__Exercise__.
Where a line below holds the string "content", copy that line.

__Material for this exercise__.

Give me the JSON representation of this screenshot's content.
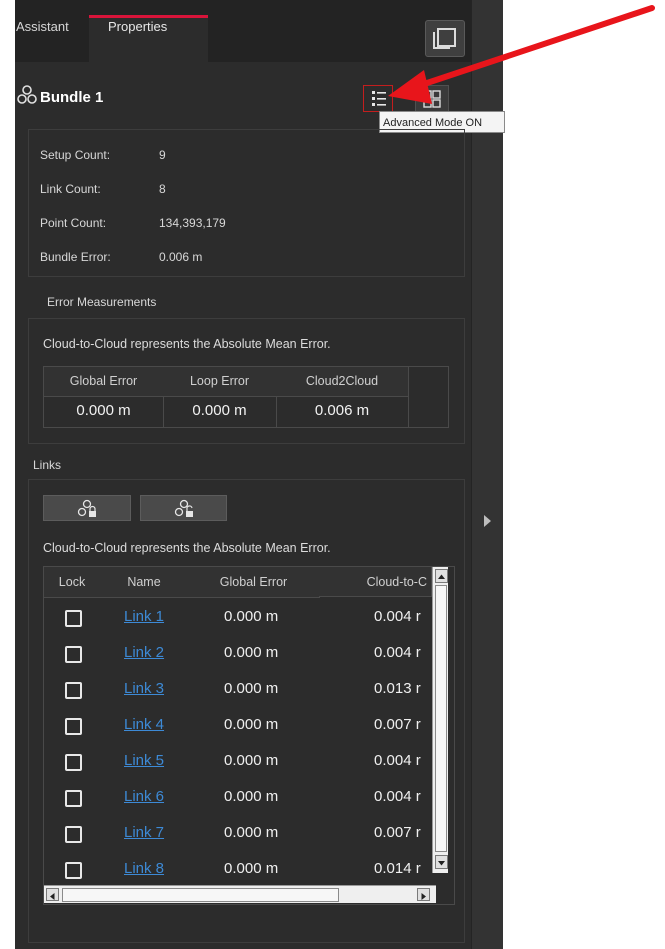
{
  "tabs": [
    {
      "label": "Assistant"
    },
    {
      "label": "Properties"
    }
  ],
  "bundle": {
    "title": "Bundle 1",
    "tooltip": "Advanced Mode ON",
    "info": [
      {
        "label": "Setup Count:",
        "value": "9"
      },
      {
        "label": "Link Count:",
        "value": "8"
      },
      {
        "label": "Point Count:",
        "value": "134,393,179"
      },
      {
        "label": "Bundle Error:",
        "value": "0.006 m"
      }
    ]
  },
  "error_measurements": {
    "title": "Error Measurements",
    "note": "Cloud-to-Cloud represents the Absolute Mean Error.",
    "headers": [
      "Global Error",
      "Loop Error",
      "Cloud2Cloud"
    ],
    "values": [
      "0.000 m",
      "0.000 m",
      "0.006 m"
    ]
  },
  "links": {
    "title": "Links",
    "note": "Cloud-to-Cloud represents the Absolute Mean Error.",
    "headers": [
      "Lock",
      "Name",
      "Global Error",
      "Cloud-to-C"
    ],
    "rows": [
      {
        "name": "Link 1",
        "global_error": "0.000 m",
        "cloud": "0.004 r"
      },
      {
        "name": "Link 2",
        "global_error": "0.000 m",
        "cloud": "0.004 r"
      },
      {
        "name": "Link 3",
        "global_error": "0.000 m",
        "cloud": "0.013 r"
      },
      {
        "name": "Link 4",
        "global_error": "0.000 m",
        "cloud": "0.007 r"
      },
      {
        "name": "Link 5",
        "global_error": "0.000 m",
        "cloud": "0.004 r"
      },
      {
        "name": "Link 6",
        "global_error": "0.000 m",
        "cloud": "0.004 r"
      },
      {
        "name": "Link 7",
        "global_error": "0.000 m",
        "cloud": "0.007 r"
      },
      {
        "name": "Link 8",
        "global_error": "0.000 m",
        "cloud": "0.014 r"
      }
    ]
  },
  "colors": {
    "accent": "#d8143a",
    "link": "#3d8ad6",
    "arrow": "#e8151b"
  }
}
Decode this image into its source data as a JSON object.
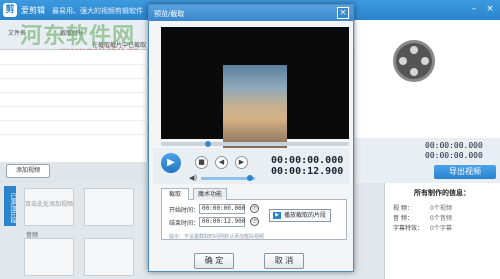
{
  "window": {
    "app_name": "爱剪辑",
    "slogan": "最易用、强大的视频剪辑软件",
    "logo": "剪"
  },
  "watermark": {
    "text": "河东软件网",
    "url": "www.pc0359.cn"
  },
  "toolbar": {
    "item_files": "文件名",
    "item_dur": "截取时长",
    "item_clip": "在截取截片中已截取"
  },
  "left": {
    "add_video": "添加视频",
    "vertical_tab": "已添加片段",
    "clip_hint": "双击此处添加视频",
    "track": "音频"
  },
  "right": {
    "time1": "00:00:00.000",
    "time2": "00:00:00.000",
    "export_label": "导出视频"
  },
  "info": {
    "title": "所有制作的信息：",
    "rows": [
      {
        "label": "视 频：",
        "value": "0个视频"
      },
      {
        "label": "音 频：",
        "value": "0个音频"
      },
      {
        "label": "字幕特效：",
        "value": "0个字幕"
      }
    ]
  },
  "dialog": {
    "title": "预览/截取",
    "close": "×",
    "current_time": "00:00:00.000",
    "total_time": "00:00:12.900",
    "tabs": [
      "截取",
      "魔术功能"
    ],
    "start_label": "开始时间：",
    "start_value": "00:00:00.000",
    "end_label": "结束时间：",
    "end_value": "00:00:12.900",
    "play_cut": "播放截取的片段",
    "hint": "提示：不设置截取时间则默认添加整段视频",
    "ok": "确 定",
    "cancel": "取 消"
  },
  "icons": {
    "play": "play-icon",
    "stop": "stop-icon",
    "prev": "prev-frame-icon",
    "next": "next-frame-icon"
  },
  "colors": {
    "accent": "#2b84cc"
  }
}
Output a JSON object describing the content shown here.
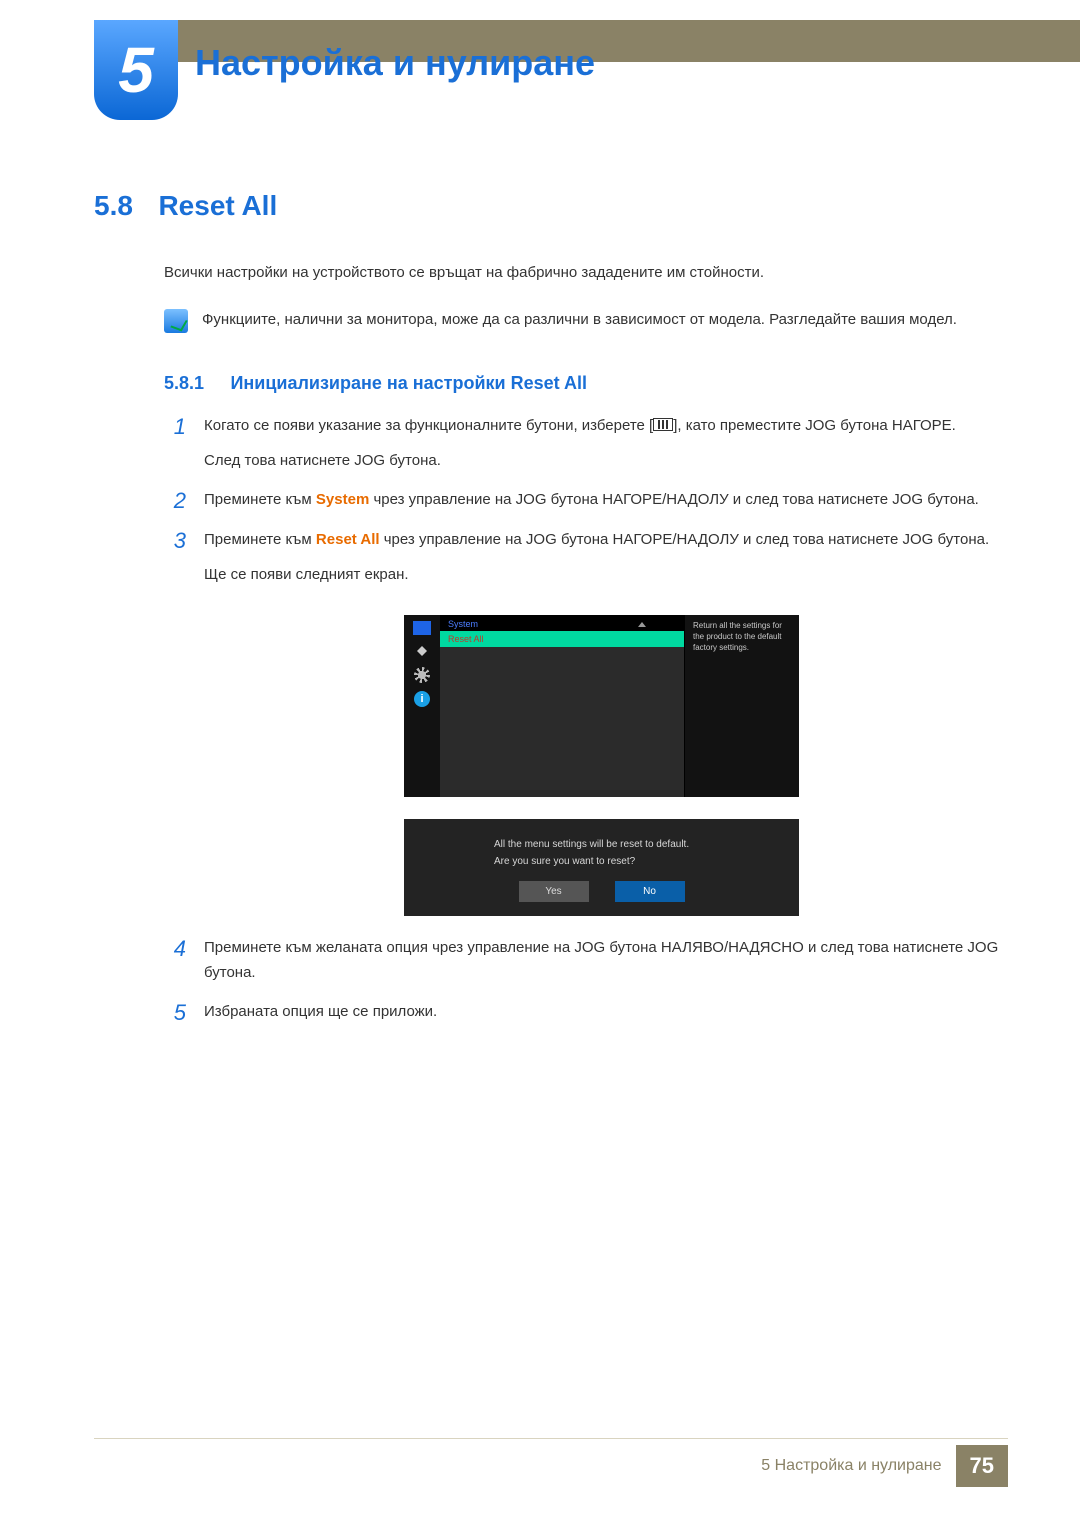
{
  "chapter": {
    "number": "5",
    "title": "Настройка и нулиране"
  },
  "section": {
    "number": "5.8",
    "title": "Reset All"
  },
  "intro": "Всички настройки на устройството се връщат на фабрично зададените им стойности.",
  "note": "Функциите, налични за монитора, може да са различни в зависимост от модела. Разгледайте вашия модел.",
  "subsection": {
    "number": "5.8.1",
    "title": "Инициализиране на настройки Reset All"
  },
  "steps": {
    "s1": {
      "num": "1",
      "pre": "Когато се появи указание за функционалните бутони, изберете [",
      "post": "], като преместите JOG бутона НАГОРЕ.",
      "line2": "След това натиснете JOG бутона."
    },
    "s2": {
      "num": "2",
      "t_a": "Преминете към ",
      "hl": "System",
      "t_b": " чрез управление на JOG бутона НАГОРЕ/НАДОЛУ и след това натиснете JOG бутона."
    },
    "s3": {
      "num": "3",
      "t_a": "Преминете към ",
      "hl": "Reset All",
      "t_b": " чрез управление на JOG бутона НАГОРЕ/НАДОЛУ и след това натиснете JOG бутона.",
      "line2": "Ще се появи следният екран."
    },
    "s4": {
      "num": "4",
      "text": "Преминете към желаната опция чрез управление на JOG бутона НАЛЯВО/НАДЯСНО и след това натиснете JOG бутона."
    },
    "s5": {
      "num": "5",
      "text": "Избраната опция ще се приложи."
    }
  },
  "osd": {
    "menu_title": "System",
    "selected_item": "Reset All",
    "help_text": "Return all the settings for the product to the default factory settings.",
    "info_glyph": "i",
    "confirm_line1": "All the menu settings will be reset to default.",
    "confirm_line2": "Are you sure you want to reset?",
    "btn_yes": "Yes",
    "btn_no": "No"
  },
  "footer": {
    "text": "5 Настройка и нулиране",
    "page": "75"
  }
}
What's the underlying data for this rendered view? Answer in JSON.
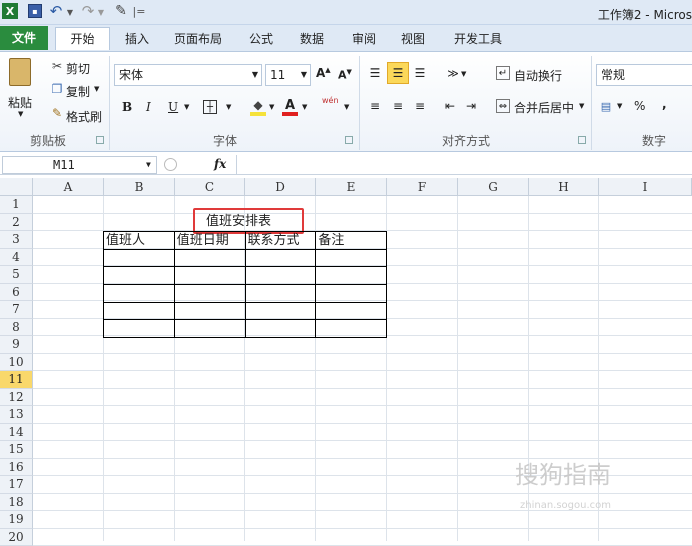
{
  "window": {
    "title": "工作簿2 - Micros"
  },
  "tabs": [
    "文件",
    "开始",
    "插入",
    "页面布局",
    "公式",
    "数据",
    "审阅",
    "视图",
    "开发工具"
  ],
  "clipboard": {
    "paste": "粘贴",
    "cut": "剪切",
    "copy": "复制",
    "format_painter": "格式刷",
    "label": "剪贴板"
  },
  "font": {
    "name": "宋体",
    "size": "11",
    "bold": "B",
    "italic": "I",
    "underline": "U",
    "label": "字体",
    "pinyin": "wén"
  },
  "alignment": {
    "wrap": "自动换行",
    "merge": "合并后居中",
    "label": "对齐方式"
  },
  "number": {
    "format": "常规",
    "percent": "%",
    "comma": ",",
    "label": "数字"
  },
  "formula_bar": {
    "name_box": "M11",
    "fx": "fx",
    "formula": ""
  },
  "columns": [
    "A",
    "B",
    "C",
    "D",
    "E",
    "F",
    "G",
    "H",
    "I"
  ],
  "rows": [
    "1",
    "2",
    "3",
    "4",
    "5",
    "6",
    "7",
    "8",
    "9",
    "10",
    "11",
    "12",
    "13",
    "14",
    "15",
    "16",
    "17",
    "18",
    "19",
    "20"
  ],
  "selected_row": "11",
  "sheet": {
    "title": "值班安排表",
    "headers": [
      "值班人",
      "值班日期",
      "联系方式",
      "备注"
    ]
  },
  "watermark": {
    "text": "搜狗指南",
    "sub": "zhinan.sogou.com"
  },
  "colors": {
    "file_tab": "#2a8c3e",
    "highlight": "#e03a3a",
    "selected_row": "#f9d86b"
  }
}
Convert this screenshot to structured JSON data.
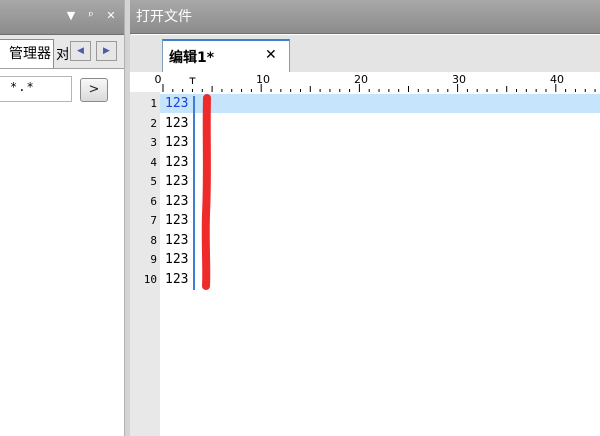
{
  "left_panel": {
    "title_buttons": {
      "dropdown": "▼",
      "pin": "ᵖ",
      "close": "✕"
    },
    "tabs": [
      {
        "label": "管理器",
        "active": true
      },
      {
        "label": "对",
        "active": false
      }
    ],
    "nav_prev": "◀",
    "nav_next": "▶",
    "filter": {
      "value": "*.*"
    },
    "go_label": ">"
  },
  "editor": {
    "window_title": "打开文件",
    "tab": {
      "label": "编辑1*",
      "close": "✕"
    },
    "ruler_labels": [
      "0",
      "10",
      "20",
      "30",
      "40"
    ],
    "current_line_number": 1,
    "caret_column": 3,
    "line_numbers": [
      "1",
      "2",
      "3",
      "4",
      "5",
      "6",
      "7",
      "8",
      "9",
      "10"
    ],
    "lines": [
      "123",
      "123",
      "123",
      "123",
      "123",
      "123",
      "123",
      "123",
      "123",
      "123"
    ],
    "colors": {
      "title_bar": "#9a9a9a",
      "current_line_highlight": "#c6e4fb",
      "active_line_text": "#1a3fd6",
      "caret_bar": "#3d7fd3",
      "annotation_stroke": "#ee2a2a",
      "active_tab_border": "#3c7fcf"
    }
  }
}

__Solution to this exercise__.
Give me the JSON representation of this screenshot's content.
Output a JSON object describing the content shown here.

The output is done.